• _Reading passage_
------------------------------------
One-Way ANOVA and Tukey Tests
One-Way ANOVA Tests: is a statistical test used to determine whether
there are significant differences between the means of three or more
groups based on one independent variable. It’s basically an extension of
a t-test when you have more than two groups.
Tukey Tests: are post-hoc tests used after a One-Way ANOVA to figure
out which specific groups are different. ANOVA only tells you that at
least one group is different, not which ones.
anova_model <- aov(body_mass_g ~ species, data = penguins)
summary(anova_model)
## Df Sum Sq Mean Sq F value Pr(>F)
## species 2 146864214 73432107 343.6 <2e-16 ***
## Residuals 339 72443483 213698
## ---
## Signif. codes: 0 '***' 0.001 '**' 0.01 '*' 0.05 '.' 0.1 ' ' 1
## 2 observations deleted due to missingness
TukeyHSD(anova_model)
## Tukey multiple comparisons of means
## 95% family-wise confidence level
##
## Fit: aov(formula = body_mass_g ~ species, data = penguins)
##
## $species
## diff lwr upr p adj
## Chinstrap-Adelie 32.42598 -126.5002 191.3522 0.8806666
## Gentoo-Adelie 1375.35401 1243.1786 1507.5294 0.0000000
## Gentoo-Chinstrap 1342.92802 1178.4810 1507.3750 0.0000000

Two penguins had missing body mass values and were excluded
automatically.
Chinstrap vs Adélie: no meaningful difference in body mass
Gentoo vs Adélie: meaningful difference in body mass
Gentoo vs Chinstrap: meaningful difference in body mass
A one-way ANOVA showed a significant effect of species on body mass
(F(2, 339) = 343.6, p < 0.001). Tukey’s post-hoc tests revealed that
Gentoo penguins were significantly heavier than both Adélie and
Chinstrap penguins, while no significant difference was observed between
Adélie and Chinstrap.
anova_model <- aov(flipper_length_mm ~ species, data = penguins)
summary(anova_model)
## Df Sum Sq Mean Sq F value Pr(>F)
## species 2 52473 26237 594.8 <2e-16 ***
## Residuals 339 14953 44
## ---
## Signif. codes: 0 '***' 0.001 '**' 0.01 '*' 0.05 '.' 0.1 ' ' 1
## 2 observations deleted due to missingness
TukeyHSD(anova_model)
## Tukey multiple comparisons of means
## 95% family-wise confidence level
##
## Fit: aov(formula = flipper_length_mm ~ species, data = penguins)
##
## $species
## diff lwr upr p adj
## Chinstrap-Adelie 5.869887 3.586583 8.153191 0
## Gentoo-Adelie 27.233349 25.334376 29.132323 0
## Gentoo-Chinstrap 21.363462 19.000841 23.726084 0

Two penguins had missing flipper length values and were excluded
automatically.
------------------------------------
• _Extracted information_
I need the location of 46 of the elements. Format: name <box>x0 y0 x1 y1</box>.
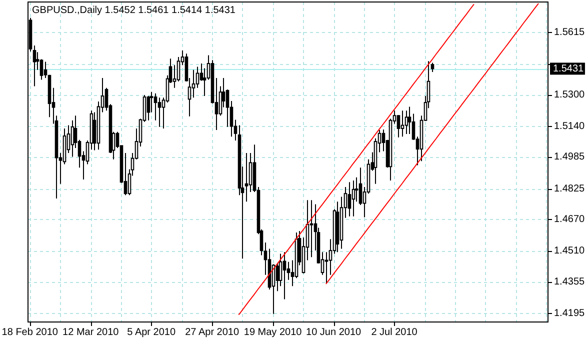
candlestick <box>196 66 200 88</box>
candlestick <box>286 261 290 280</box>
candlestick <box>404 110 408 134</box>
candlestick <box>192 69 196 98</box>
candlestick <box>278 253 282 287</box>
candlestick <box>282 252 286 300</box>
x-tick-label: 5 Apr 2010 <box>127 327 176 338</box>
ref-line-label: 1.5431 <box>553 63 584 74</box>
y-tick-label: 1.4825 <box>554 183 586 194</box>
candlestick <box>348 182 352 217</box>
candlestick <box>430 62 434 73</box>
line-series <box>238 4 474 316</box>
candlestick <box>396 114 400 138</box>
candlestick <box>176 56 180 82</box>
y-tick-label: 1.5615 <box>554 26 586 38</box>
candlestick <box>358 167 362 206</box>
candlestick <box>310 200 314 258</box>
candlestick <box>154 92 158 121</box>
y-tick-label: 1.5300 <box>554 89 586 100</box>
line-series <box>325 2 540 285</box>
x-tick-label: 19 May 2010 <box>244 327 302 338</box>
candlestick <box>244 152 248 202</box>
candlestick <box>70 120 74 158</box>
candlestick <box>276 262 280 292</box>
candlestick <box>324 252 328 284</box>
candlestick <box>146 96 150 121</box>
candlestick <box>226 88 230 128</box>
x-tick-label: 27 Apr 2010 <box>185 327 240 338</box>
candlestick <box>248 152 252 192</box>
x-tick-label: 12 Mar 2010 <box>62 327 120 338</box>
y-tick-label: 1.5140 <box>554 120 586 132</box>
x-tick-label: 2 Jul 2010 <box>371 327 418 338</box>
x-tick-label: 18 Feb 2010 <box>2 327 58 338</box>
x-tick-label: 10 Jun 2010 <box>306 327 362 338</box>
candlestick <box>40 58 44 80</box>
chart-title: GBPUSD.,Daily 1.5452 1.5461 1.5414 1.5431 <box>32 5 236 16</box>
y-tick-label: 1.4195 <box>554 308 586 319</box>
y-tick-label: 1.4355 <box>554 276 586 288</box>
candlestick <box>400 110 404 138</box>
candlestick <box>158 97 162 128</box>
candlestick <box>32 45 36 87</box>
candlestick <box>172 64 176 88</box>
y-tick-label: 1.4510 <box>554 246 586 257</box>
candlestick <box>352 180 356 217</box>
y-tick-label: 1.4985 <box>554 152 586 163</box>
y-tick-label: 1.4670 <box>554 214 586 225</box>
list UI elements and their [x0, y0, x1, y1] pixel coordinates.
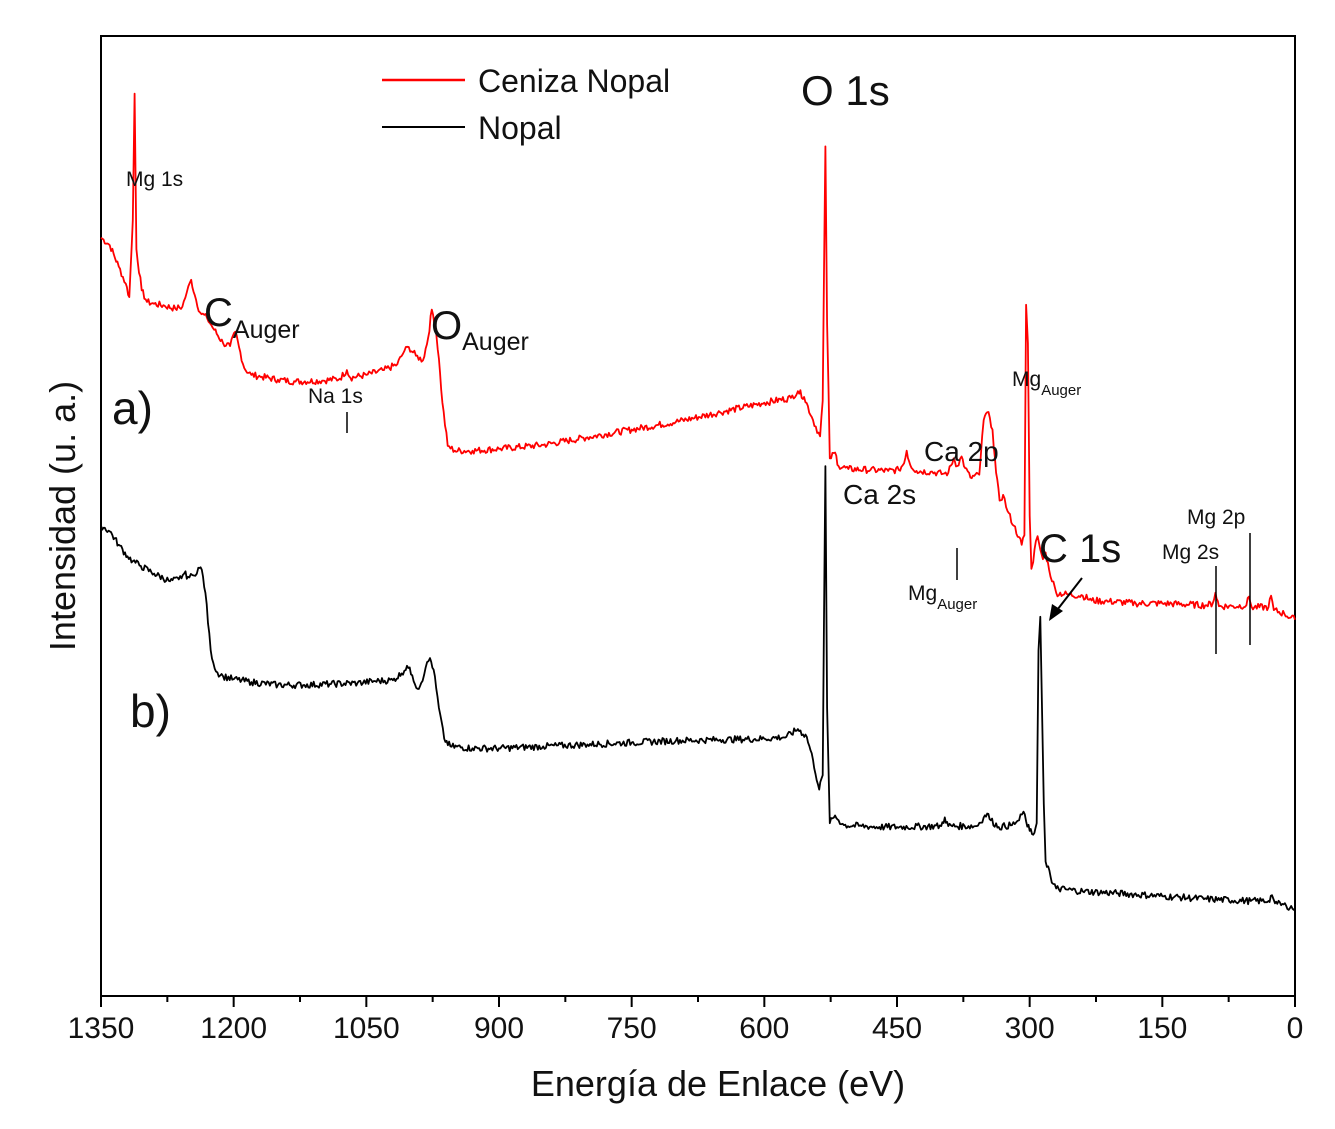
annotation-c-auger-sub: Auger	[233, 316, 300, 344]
------------------------------------
• _Things to do_
A. Please translate this sentence from the ANOVA tutorial into Spanish: "Two penguins had missing body mass values and were excluded automatically."
B. In the records, start at the line that has "candlestick <box>196 66 200 88</box>" and end after the line that has "y-tick-label: 1.4825 <box>554". Rewrite only those lines, swapping "candlestick" for "candle" and changing nothing else.

• _Task responses_
A. Dos pingüinos tenían valores faltantes de masa corporal y fueron excluidos automáticamente.

B.
candle <box>196 66 200 88</box>
candle <box>286 261 290 280</box>
candle <box>404 110 408 134</box>
candle <box>192 69 196 98</box>
candle <box>278 253 282 287</box>
candle <box>282 252 286 300</box>
x-tick-label: 5 Apr 2010 <box>127 327 176 338</box>
ref-line-label: 1.5431 <box>553 63 584 74</box>
y-tick-label: 1.4825 <box>554 183 586 194</box>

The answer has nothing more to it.